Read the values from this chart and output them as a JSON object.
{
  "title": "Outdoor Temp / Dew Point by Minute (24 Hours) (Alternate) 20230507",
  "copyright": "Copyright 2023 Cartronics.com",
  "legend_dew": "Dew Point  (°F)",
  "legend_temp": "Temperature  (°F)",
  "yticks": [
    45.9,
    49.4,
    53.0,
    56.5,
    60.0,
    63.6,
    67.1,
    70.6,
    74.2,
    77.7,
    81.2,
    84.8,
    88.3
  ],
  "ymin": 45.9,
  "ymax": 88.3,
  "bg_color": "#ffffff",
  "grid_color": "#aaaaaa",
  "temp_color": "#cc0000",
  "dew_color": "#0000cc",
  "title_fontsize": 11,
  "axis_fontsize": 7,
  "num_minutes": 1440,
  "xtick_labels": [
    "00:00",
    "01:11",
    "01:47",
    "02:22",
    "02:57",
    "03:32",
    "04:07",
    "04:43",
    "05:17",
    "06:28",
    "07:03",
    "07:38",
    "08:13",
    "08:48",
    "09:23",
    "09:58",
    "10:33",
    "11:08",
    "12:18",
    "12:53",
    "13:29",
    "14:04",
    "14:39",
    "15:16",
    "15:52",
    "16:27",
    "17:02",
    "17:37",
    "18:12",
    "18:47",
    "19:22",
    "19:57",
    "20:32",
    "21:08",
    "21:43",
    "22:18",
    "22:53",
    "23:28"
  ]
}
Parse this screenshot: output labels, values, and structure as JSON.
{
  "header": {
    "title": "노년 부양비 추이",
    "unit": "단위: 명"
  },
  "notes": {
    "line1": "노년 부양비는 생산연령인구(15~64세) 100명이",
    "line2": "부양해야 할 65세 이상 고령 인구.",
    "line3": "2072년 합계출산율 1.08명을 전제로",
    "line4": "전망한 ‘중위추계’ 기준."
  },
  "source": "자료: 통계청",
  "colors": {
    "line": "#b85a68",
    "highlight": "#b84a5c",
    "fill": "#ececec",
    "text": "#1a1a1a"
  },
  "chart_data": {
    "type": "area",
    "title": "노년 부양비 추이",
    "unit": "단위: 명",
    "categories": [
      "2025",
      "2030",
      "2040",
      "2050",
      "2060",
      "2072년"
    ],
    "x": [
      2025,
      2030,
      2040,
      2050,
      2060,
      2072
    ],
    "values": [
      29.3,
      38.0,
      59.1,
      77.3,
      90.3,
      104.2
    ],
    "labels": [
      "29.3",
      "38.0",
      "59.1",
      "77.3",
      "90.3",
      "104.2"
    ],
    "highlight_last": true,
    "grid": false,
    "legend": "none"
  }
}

____________

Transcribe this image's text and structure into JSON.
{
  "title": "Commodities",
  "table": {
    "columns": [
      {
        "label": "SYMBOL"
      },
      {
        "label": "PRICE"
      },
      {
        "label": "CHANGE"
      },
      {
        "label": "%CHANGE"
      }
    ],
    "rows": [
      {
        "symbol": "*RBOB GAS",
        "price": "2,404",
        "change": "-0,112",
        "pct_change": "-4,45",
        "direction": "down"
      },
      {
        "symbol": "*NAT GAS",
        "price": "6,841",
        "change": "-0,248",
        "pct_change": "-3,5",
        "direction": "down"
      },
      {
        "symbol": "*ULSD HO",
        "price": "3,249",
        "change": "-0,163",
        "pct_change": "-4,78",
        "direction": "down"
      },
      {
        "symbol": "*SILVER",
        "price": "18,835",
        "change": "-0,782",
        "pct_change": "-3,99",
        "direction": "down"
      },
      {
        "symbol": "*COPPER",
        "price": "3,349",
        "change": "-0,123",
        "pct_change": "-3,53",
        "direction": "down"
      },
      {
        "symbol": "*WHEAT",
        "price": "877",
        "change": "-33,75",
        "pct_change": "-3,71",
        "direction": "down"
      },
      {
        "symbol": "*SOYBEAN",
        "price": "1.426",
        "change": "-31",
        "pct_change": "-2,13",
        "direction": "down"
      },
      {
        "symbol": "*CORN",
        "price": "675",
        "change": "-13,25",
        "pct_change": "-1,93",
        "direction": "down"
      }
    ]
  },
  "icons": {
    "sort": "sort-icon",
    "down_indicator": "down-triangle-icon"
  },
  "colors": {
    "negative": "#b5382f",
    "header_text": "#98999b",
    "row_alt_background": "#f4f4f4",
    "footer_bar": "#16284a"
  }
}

____________

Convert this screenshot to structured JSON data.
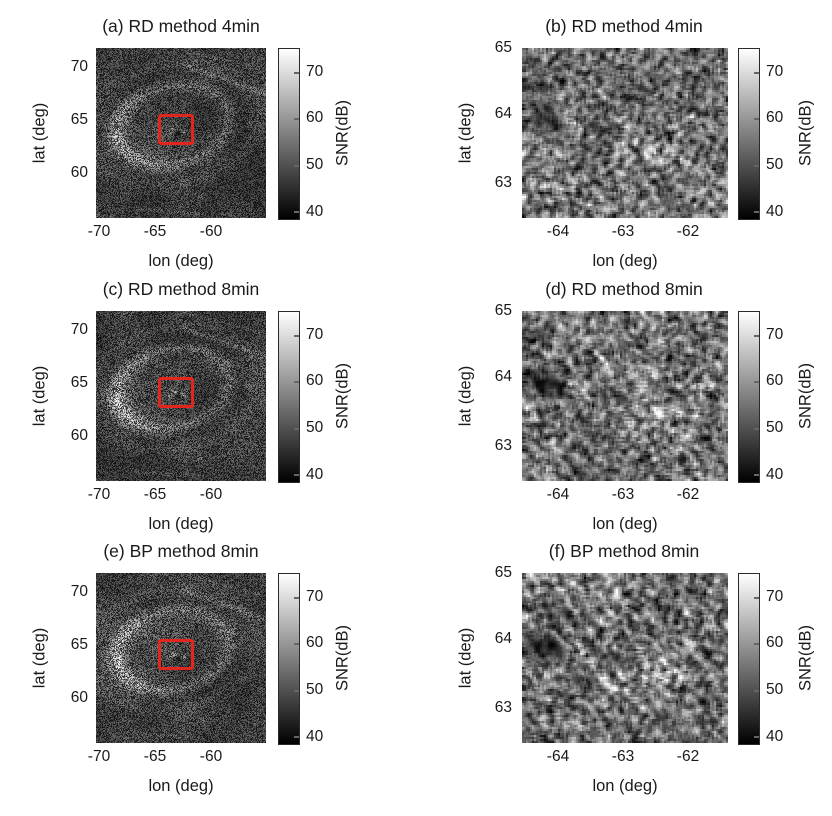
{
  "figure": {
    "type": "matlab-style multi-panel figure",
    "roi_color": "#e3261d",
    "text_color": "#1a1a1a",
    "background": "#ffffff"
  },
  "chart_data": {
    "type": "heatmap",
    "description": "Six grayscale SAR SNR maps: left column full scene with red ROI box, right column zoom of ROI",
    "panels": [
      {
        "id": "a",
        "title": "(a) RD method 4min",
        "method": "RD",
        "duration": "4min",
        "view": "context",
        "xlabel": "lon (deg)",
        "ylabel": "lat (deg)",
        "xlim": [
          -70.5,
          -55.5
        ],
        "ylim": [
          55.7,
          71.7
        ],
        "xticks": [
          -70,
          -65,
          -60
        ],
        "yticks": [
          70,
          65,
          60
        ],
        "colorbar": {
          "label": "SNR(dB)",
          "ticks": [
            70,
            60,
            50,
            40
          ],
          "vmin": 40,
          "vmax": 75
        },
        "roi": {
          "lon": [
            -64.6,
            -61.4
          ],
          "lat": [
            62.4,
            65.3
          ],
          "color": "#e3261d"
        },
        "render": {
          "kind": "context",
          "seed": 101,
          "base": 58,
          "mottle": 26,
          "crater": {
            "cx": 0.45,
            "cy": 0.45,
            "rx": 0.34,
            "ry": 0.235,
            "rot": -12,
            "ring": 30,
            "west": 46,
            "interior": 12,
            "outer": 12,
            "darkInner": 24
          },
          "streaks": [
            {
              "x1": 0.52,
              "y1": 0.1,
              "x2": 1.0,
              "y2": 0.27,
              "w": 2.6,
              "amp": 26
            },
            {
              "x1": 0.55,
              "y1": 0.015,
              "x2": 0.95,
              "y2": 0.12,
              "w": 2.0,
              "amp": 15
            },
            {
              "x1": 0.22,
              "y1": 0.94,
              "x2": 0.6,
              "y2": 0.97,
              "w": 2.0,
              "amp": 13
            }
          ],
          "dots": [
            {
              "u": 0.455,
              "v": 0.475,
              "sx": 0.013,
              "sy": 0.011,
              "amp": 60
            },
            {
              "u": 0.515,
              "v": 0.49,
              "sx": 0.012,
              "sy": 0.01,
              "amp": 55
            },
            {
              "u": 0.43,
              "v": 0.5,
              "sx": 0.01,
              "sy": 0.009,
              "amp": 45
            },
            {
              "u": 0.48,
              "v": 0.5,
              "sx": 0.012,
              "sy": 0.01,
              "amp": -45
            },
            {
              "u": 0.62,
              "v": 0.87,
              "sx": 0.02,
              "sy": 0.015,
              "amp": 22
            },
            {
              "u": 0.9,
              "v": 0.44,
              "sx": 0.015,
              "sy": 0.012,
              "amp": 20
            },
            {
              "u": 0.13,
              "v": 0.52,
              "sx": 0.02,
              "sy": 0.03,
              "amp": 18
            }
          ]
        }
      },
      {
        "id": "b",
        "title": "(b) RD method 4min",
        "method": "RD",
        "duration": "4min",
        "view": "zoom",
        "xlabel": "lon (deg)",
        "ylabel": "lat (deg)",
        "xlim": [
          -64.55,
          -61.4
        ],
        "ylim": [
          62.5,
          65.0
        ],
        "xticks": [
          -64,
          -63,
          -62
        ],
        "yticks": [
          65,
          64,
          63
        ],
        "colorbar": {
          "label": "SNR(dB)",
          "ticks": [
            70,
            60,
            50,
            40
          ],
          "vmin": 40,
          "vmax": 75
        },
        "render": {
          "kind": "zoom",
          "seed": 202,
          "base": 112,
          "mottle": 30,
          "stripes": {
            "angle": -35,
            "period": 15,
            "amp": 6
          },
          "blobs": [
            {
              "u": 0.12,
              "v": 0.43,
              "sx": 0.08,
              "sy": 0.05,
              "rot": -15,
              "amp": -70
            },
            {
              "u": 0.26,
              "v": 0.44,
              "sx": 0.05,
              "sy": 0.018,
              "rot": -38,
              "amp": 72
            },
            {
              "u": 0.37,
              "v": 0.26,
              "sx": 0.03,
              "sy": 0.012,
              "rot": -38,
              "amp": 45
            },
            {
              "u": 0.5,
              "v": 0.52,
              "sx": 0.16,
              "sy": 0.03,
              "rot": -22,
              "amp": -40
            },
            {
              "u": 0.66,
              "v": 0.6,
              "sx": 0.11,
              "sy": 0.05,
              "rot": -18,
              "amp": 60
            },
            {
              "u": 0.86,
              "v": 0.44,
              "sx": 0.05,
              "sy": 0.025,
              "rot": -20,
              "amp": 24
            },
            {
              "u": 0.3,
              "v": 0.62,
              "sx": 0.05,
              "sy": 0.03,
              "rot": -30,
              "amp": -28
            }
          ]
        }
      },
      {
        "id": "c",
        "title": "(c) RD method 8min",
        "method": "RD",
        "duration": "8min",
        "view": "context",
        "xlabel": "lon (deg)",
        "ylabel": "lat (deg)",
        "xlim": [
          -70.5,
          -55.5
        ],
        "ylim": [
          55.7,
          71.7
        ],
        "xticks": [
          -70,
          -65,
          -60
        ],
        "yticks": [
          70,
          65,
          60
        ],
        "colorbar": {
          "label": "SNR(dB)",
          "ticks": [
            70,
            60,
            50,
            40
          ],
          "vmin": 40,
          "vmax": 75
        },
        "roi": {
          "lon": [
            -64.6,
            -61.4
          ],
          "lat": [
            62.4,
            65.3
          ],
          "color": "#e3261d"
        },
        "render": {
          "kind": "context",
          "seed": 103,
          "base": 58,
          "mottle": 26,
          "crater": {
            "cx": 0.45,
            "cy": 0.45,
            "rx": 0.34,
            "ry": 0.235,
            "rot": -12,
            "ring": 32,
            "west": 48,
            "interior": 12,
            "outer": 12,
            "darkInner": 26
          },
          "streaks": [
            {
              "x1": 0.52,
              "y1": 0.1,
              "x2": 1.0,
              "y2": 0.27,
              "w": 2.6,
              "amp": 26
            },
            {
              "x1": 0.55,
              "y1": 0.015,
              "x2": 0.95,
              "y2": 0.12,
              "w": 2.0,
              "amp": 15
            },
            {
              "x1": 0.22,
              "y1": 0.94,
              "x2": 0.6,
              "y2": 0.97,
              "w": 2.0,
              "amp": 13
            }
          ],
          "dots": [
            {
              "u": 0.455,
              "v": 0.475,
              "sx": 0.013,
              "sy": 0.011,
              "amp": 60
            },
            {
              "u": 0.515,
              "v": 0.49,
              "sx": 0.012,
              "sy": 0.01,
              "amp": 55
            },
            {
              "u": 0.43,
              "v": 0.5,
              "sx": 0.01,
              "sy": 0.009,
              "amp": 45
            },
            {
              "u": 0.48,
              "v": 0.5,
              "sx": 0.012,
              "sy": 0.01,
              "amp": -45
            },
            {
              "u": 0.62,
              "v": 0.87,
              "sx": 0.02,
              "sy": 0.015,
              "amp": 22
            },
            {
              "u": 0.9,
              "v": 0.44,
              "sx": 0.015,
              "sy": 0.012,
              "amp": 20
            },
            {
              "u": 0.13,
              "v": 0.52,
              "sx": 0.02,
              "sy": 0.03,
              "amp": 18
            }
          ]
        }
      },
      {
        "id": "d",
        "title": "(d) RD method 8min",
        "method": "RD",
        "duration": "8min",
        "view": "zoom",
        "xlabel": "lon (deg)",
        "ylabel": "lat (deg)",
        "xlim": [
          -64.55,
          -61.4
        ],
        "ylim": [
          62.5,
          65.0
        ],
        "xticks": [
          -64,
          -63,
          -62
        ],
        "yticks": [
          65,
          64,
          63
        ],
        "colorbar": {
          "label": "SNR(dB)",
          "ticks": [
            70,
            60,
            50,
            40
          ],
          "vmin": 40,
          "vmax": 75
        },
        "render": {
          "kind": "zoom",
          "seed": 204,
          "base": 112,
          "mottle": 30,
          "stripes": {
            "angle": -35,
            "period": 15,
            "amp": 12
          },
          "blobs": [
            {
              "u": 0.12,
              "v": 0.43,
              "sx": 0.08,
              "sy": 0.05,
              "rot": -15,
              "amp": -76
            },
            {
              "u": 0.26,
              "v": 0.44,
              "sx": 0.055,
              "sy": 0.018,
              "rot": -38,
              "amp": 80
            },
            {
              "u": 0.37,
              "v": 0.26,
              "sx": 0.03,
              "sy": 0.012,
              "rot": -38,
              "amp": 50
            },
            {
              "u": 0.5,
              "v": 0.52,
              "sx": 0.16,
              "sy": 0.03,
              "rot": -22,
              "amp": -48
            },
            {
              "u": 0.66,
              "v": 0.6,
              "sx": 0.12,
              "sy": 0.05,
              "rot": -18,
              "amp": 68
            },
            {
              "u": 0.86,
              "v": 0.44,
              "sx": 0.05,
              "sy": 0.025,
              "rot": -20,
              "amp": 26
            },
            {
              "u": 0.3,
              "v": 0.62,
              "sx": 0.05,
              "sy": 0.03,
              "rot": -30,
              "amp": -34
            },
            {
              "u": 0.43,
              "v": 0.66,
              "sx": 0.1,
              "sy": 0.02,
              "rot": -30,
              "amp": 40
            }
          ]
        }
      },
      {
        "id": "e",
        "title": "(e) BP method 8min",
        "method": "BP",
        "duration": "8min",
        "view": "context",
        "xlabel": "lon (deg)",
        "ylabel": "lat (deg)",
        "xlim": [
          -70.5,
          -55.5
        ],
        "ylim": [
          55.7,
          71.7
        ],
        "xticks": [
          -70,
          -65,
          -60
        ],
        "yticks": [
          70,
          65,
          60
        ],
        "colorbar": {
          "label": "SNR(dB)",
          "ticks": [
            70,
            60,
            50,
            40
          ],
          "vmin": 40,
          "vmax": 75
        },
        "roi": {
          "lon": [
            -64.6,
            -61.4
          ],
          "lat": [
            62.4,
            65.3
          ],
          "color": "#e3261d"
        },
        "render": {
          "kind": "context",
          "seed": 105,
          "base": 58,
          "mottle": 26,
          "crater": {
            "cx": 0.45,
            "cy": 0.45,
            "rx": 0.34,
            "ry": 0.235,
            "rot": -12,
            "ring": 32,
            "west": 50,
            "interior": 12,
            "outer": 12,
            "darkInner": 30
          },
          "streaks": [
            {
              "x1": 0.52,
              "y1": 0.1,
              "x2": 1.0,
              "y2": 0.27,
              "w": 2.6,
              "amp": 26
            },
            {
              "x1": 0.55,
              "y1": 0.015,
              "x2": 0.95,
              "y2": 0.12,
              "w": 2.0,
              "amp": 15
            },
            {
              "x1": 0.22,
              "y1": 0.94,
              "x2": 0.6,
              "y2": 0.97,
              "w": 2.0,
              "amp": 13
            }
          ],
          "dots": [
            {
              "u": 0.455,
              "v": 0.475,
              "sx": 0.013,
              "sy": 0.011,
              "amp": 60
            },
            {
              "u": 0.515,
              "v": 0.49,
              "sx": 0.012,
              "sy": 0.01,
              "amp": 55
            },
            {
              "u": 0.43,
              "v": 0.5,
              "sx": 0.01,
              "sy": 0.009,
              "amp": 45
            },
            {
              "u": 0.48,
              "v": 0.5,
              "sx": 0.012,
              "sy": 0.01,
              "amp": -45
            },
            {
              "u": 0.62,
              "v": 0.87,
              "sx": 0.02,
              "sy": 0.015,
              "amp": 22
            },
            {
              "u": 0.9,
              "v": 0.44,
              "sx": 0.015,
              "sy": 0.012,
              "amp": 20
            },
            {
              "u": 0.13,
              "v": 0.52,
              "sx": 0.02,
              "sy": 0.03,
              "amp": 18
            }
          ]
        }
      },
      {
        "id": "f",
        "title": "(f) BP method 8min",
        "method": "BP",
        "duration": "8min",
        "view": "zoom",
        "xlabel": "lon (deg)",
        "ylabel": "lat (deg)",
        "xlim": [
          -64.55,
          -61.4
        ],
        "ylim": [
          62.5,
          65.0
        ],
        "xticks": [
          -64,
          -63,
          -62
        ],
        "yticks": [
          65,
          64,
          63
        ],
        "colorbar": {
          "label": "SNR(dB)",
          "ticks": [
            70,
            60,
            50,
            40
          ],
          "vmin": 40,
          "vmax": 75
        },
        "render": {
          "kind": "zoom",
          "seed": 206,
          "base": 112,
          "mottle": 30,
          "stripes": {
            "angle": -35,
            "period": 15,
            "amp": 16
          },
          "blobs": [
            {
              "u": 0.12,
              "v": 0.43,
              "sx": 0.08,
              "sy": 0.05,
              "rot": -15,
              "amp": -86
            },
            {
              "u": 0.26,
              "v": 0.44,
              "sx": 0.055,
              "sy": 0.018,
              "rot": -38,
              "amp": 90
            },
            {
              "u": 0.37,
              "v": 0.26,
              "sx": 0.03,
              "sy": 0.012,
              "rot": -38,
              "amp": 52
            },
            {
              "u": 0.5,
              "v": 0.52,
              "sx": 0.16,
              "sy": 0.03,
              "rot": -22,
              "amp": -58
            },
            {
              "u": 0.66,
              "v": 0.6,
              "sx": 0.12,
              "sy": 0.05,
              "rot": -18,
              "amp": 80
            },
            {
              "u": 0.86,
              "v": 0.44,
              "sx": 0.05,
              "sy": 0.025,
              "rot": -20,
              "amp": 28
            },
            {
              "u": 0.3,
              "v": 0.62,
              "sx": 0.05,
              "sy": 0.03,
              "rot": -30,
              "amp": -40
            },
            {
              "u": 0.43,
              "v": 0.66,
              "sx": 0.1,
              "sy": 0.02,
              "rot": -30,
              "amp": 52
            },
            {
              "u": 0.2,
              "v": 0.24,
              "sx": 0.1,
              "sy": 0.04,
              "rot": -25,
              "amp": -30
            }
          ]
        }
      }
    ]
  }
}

____________

From the material above, copy each line that includes the word "this".

Read the values from this chart and output them as a JSON object.
Parse this screenshot: output labels, values, and structure as JSON.
Transcribe this image's text and structure into JSON.
Convert this screenshot to structured JSON data.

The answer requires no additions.